• TASK DIRECTIONS
Every entry below must appear again, exactly as written.

• MATERIALS PROVIDED
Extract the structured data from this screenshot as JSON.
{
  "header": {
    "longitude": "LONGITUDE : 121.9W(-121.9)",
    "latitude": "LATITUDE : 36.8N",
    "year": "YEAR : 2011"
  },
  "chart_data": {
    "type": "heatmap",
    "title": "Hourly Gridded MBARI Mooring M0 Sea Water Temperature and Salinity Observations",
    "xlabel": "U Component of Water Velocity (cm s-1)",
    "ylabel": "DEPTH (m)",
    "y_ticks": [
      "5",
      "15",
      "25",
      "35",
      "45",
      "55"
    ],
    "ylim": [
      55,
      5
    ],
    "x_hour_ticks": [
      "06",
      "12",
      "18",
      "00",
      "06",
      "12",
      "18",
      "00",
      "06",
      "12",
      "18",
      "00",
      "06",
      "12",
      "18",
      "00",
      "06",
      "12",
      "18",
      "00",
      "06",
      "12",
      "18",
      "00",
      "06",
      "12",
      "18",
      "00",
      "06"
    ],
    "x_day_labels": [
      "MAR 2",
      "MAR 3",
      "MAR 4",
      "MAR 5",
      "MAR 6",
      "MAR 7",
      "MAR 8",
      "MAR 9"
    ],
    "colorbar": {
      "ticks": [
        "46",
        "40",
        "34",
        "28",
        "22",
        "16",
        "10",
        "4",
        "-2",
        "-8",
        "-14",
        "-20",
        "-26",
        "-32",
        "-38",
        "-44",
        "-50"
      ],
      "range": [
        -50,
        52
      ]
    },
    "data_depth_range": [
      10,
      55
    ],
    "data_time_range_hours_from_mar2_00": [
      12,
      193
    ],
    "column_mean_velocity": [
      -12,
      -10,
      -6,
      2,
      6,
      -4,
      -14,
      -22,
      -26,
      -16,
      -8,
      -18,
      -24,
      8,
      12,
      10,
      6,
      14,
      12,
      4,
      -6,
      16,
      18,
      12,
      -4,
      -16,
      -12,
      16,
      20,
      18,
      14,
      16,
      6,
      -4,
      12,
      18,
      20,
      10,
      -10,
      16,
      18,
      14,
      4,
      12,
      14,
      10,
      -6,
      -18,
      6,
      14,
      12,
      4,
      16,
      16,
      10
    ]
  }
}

• CORRECT ANSWER
Extract the structured data from this screenshot as JSON.
{
  "header": {
    "longitude": "LONGITUDE : 121.9W(-121.9)",
    "latitude": "LATITUDE : 36.8N",
    "year": "YEAR : 2011"
  },
  "chart_data": {
    "type": "heatmap",
    "title": "Hourly Gridded MBARI Mooring M0 Sea Water Temperature and Salinity Observations",
    "xlabel": "U Component of Water Velocity (cm s-1)",
    "ylabel": "DEPTH (m)",
    "y_ticks": [
      "5",
      "15",
      "25",
      "35",
      "45",
      "55"
    ],
    "ylim": [
      55,
      5
    ],
    "x_hour_ticks": [
      "06",
      "12",
      "18",
      "00",
      "06",
      "12",
      "18",
      "00",
      "06",
      "12",
      "18",
      "00",
      "06",
      "12",
      "18",
      "00",
      "06",
      "12",
      "18",
      "00",
      "06",
      "12",
      "18",
      "00",
      "06",
      "12",
      "18",
      "00",
      "06"
    ],
    "x_day_labels": [
      "MAR 2",
      "MAR 3",
      "MAR 4",
      "MAR 5",
      "MAR 6",
      "MAR 7",
      "MAR 8",
      "MAR 9"
    ],
    "colorbar": {
      "ticks": [
        "46",
        "40",
        "34",
        "28",
        "22",
        "16",
        "10",
        "4",
        "-2",
        "-8",
        "-14",
        "-20",
        "-26",
        "-32",
        "-38",
        "-44",
        "-50"
      ],
      "range": [
        -50,
        52
      ]
    },
    "data_depth_range": [
      10,
      55
    ],
    "data_time_range_hours_from_mar2_00": [
      12,
      193
    ],
    "column_mean_velocity": [
      -12,
      -10,
      -6,
      2,
      6,
      -4,
      -14,
      -22,
      -26,
      -16,
      -8,
      -18,
      -24,
      8,
      12,
      10,
      6,
      14,
      12,
      4,
      -6,
      16,
      18,
      12,
      -4,
      -16,
      -12,
      16,
      20,
      18,
      14,
      16,
      6,
      -4,
      12,
      18,
      20,
      10,
      -10,
      16,
      18,
      14,
      4,
      12,
      14,
      10,
      -6,
      -18,
      6,
      14,
      12,
      4,
      16,
      16,
      10
    ]
  }
}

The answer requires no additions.